> **EXERCISE TASK**
Collect all lines containing the word "难忘的一件事" from the data.

> **Entries from a dataset**

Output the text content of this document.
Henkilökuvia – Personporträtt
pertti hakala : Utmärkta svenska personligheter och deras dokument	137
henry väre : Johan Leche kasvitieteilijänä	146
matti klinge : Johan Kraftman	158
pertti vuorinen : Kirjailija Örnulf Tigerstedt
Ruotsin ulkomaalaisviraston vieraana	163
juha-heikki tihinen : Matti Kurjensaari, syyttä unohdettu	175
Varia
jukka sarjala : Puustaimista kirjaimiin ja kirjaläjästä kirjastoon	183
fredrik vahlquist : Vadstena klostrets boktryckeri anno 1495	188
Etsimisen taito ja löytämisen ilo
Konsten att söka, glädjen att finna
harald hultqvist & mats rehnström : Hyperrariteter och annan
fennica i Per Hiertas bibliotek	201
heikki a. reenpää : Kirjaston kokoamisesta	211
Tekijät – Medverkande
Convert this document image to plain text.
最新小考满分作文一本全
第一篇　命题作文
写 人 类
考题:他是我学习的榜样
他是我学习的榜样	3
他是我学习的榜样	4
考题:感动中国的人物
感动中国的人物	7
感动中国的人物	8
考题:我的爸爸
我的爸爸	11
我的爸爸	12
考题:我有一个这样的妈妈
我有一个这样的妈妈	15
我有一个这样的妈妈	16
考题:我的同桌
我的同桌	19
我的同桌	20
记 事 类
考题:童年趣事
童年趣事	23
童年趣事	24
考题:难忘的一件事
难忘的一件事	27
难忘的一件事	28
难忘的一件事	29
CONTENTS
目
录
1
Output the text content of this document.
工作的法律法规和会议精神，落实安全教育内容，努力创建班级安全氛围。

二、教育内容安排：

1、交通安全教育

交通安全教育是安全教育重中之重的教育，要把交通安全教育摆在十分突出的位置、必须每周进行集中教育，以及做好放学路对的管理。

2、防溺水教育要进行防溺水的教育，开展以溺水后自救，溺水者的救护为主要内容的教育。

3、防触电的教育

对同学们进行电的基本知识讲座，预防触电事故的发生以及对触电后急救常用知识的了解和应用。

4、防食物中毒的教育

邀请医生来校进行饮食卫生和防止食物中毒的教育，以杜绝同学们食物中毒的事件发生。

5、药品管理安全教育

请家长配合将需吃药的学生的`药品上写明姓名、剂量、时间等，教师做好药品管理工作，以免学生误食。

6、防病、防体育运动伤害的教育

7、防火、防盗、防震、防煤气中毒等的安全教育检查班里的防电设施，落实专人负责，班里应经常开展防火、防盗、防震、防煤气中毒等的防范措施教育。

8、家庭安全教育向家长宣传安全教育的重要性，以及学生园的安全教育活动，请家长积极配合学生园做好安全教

> **EXERCISE RESPONSE**
考题:难忘的一件事
难忘的一件事	27
难忘的一件事	28
难忘的一件事	29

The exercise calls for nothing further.